# START OF DATASET CONTENT
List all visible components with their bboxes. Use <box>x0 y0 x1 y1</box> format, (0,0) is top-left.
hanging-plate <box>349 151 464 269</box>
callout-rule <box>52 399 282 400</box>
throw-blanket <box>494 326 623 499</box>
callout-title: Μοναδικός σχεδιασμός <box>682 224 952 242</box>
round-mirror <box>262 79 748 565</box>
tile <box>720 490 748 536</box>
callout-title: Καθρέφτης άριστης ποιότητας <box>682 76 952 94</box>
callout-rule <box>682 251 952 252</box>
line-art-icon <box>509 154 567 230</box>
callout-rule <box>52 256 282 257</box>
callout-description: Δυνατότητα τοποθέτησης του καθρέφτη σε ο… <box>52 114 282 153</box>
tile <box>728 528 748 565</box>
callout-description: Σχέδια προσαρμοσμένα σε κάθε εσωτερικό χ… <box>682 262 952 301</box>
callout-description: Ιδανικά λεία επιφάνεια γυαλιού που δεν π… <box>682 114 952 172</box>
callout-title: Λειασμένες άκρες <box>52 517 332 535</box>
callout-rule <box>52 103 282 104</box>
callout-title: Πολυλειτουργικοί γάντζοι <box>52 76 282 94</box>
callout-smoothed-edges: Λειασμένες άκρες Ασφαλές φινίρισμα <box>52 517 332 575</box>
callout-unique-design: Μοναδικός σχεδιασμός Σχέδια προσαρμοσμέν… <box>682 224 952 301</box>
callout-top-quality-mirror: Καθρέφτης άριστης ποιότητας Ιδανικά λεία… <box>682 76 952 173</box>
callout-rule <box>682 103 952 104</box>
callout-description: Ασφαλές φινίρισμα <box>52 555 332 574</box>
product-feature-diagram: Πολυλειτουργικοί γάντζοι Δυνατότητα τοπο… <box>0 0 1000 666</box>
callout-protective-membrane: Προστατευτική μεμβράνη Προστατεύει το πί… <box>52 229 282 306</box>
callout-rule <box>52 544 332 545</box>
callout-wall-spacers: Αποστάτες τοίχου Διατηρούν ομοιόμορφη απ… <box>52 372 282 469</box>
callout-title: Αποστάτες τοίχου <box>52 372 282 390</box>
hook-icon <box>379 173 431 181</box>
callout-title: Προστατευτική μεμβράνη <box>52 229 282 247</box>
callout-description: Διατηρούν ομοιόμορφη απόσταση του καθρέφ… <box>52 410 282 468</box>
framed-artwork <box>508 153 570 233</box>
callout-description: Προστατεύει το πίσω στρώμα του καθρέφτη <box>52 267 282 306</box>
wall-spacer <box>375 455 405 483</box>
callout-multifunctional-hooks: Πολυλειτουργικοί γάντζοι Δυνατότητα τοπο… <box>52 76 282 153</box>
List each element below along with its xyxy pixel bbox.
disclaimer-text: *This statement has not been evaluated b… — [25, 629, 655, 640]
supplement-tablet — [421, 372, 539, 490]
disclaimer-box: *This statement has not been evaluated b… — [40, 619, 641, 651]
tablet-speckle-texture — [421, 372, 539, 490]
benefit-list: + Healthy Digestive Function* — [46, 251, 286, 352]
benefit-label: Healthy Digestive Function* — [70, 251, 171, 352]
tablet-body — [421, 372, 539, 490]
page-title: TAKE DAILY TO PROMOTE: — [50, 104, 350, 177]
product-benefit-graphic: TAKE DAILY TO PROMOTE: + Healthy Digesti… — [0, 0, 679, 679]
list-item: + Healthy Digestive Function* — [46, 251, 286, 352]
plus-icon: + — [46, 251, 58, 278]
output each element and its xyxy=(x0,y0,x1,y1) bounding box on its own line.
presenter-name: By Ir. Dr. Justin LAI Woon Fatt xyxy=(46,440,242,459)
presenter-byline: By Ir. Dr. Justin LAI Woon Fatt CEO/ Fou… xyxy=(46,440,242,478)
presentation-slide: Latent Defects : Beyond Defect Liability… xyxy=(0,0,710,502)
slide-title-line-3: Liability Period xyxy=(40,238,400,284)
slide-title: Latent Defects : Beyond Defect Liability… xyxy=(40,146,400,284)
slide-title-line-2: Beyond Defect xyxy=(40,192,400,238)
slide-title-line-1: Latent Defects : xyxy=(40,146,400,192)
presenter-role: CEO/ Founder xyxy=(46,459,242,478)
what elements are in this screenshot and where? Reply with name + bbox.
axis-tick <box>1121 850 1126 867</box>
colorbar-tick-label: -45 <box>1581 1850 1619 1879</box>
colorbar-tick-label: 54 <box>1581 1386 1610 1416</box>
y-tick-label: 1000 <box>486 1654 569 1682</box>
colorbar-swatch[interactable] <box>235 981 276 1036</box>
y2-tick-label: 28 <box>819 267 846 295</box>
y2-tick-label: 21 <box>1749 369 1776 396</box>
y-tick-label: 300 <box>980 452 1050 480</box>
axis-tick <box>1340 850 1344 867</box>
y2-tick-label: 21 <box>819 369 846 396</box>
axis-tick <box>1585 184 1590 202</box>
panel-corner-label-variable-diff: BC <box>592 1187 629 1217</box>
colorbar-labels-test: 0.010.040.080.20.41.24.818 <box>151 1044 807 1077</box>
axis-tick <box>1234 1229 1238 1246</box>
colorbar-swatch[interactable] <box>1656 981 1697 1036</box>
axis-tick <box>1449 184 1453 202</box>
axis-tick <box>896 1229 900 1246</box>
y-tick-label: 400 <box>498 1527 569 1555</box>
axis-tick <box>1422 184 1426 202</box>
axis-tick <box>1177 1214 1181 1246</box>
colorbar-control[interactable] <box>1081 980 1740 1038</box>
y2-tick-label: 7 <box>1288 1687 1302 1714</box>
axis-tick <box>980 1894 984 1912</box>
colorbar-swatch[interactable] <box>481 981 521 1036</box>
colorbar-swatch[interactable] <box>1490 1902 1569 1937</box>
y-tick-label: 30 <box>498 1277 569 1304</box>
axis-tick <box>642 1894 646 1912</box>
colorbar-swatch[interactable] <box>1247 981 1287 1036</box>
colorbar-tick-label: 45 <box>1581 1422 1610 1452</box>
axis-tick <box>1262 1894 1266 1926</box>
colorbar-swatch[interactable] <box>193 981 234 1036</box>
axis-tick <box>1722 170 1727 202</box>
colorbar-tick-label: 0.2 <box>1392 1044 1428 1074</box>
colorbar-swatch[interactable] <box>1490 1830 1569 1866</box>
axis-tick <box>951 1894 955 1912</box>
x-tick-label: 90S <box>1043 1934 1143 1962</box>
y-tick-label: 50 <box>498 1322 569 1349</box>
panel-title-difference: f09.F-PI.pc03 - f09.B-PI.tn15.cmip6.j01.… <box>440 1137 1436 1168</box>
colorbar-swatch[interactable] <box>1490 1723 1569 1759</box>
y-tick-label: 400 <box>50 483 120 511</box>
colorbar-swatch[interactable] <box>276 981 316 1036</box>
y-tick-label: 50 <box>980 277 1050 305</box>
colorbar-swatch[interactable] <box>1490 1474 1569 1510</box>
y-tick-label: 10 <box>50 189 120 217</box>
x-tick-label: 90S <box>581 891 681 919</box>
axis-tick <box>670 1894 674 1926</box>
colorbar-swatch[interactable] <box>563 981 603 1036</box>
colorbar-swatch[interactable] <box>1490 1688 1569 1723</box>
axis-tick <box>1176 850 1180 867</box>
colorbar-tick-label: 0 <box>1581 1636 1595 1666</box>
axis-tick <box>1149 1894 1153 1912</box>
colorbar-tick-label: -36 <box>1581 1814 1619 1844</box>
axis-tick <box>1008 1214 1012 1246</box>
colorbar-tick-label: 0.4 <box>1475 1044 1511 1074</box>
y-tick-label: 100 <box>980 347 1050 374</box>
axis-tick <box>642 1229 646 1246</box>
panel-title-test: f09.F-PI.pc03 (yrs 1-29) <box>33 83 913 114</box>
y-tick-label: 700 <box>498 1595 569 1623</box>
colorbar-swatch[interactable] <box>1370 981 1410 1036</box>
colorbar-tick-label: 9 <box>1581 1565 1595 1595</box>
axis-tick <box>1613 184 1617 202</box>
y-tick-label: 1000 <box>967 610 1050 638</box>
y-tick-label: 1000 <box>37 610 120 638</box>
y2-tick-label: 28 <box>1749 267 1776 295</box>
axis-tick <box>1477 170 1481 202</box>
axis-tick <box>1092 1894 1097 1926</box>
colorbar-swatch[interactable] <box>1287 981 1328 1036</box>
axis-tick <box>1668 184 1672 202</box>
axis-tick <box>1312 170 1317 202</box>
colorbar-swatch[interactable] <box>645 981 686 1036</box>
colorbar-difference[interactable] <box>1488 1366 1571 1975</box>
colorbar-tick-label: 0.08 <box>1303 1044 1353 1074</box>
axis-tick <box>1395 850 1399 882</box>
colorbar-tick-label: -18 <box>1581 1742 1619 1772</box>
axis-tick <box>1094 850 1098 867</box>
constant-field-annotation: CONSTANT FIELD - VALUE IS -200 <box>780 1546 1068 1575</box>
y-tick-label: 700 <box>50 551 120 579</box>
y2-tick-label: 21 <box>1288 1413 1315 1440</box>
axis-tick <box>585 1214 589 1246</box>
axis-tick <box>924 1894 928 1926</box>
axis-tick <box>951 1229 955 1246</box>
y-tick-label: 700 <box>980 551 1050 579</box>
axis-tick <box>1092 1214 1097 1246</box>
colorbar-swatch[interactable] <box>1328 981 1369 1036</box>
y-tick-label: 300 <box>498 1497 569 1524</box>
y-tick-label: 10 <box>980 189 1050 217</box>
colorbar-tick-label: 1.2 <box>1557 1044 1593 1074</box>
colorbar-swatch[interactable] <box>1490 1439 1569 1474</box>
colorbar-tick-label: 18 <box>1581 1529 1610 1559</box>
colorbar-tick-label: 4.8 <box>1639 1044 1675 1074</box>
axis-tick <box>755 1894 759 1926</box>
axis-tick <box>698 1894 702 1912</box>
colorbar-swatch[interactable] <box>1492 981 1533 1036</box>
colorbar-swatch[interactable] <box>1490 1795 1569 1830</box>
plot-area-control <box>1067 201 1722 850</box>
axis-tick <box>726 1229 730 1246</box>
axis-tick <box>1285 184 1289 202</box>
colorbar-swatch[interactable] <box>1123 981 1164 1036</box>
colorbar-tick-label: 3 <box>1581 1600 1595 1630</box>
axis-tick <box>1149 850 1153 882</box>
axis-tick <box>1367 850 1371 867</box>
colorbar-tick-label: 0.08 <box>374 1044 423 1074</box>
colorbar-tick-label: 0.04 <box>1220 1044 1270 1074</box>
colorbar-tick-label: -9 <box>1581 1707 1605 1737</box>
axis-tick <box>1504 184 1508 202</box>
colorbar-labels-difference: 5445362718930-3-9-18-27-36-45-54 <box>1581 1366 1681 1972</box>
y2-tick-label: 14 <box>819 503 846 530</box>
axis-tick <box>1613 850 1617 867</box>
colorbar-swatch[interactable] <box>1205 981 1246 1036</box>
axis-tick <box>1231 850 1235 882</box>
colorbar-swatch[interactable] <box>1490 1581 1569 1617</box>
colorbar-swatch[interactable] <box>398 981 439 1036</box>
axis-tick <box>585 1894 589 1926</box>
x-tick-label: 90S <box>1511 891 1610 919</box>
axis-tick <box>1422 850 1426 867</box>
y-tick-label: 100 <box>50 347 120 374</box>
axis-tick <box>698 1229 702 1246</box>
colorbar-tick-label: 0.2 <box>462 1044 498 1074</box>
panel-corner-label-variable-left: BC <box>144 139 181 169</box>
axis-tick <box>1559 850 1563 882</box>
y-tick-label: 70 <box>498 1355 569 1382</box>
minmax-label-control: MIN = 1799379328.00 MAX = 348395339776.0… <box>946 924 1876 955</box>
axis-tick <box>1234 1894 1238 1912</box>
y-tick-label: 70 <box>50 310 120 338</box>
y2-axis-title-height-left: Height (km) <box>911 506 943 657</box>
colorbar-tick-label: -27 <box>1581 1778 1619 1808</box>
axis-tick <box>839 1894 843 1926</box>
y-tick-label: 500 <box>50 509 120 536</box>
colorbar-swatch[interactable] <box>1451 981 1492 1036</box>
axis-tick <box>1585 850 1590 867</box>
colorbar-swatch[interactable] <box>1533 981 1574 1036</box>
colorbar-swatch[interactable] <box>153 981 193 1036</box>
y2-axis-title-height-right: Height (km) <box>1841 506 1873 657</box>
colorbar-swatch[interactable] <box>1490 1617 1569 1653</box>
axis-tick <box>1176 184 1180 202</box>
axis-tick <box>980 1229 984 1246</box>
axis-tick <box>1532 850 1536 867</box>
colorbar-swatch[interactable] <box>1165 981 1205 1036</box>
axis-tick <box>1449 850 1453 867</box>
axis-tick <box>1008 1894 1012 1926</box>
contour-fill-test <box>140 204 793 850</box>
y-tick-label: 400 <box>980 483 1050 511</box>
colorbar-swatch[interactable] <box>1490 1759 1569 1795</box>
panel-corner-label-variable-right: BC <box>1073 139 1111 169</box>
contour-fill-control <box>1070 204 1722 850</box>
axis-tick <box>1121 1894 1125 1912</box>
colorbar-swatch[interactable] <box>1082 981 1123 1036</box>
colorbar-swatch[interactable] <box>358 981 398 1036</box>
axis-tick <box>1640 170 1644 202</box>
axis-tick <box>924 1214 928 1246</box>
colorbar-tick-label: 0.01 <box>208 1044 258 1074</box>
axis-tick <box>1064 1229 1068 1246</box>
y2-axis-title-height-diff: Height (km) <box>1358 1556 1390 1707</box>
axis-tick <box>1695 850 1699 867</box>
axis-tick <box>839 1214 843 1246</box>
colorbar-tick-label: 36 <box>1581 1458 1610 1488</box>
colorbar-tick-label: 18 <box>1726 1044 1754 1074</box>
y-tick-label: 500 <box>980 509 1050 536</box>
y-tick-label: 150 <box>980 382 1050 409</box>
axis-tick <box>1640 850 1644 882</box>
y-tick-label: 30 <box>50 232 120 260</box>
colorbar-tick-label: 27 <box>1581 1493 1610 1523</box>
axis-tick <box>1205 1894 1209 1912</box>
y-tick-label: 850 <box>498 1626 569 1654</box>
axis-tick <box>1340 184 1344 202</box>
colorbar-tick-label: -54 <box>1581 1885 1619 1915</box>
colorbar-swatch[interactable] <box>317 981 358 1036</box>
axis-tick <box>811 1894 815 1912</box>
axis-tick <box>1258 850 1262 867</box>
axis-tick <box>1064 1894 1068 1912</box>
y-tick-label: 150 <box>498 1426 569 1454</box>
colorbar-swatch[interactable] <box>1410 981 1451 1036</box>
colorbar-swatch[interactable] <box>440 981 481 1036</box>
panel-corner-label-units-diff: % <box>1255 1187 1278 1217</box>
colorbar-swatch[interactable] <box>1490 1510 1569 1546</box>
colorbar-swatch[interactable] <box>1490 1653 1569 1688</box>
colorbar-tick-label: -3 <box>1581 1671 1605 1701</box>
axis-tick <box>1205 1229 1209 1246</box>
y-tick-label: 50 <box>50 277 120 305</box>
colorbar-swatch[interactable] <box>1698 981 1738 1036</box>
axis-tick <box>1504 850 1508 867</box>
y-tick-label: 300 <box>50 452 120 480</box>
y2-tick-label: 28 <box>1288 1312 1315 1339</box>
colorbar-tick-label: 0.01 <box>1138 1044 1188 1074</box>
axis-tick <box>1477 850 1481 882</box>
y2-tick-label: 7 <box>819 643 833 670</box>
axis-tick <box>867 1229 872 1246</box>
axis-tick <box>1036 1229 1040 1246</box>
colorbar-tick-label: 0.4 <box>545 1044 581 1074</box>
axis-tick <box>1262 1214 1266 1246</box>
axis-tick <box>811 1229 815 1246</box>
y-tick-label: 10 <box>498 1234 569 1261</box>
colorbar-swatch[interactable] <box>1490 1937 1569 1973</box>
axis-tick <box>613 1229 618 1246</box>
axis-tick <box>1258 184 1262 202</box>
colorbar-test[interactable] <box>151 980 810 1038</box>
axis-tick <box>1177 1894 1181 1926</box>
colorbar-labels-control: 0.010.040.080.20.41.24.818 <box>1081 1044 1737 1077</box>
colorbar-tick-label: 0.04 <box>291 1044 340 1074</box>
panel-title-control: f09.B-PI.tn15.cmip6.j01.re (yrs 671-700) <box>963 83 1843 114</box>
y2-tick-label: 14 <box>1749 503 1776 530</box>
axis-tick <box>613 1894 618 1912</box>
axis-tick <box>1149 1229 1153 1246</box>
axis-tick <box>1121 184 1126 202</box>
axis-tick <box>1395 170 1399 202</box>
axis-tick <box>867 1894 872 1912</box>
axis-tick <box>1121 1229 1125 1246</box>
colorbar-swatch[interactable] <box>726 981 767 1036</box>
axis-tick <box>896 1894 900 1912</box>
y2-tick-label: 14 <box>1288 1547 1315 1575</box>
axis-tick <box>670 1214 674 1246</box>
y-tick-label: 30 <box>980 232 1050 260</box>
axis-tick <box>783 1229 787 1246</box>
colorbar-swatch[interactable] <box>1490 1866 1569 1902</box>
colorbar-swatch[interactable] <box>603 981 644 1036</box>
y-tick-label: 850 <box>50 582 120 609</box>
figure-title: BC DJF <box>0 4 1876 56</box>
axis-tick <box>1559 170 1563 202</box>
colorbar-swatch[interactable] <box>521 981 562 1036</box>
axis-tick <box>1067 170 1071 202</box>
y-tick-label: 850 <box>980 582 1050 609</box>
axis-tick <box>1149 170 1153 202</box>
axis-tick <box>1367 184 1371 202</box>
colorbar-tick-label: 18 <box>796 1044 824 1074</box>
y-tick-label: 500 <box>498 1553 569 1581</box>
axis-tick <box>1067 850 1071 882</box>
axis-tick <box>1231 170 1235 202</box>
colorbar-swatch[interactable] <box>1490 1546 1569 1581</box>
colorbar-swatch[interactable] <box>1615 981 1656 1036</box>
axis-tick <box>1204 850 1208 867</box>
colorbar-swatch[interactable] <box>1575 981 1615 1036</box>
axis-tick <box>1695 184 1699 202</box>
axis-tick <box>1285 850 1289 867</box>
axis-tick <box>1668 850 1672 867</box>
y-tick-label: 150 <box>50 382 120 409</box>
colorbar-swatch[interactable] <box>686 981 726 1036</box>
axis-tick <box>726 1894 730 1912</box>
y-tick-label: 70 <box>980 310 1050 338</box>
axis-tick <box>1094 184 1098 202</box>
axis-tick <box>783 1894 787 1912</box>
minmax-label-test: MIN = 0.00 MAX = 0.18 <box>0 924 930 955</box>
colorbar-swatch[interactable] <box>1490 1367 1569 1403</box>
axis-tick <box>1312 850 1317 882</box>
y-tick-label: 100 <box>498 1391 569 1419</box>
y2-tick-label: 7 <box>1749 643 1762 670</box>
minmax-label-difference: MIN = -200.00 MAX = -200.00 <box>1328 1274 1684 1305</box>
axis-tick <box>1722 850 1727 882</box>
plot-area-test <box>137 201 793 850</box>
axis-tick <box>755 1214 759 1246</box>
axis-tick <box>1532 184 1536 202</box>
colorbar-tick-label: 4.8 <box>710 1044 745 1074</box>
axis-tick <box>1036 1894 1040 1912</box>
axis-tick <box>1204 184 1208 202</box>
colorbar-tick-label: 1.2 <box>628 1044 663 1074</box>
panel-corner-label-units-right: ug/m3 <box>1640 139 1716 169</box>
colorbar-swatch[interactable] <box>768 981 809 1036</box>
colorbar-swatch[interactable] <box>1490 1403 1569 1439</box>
# END OF DATASET CONTENT
**PROBLEM TO WORK ON**
Copy the lines above exactly as they appear, beginning with the first line of the records and ending with the line that contains "List each element".

**SOLUTION TO THIS PROBLEM**
List all visible components with their bboxes. Use <box>x0 y0 x1 y1</box> format, (0,0) is top-left.
hanging-plate <box>349 151 464 269</box>
callout-rule <box>52 399 282 400</box>
throw-blanket <box>494 326 623 499</box>
callout-title: Μοναδικός σχεδιασμός <box>682 224 952 242</box>
round-mirror <box>262 79 748 565</box>
tile <box>720 490 748 536</box>
callout-title: Καθρέφτης άριστης ποιότητας <box>682 76 952 94</box>
callout-rule <box>682 251 952 252</box>
line-art-icon <box>509 154 567 230</box>
callout-rule <box>52 256 282 257</box>
callout-description: Δυνατότητα τοποθέτησης του καθρέφτη σε ο… <box>52 114 282 153</box>
tile <box>728 528 748 565</box>
callout-description: Σχέδια προσαρμοσμένα σε κάθε εσωτερικό χ… <box>682 262 952 301</box>
callout-description: Ιδανικά λεία επιφάνεια γυαλιού που δεν π… <box>682 114 952 172</box>
callout-title: Λειασμένες άκρες <box>52 517 332 535</box>
callout-rule <box>52 103 282 104</box>
callout-title: Πολυλειτουργικοί γάντζοι <box>52 76 282 94</box>
callout-smoothed-edges: Λειασμένες άκρες Ασφαλές φινίρισμα <box>52 517 332 575</box>
callout-unique-design: Μοναδικός σχεδιασμός Σχέδια προσαρμοσμέν… <box>682 224 952 301</box>
callout-top-quality-mirror: Καθρέφτης άριστης ποιότητας Ιδανικά λεία… <box>682 76 952 173</box>
callout-rule <box>682 103 952 104</box>
callout-description: Ασφαλές φινίρισμα <box>52 555 332 574</box>
product-feature-diagram: Πολυλειτουργικοί γάντζοι Δυνατότητα τοπο… <box>0 0 1000 666</box>
callout-protective-membrane: Προστατευτική μεμβράνη Προστατεύει το πί… <box>52 229 282 306</box>
callout-rule <box>52 544 332 545</box>
callout-wall-spacers: Αποστάτες τοίχου Διατηρούν ομοιόμορφη απ… <box>52 372 282 469</box>
callout-title: Αποστάτες τοίχου <box>52 372 282 390</box>
hook-icon <box>379 173 431 181</box>
callout-title: Προστατευτική μεμβράνη <box>52 229 282 247</box>
callout-description: Διατηρούν ομοιόμορφη απόσταση του καθρέφ… <box>52 410 282 468</box>
framed-artwork <box>508 153 570 233</box>
callout-description: Προστατεύει το πίσω στρώμα του καθρέφτη <box>52 267 282 306</box>
wall-spacer <box>375 455 405 483</box>
callout-multifunctional-hooks: Πολυλειτουργικοί γάντζοι Δυνατότητα τοπο… <box>52 76 282 153</box>
List each element below along with its xyxy pixel bbox.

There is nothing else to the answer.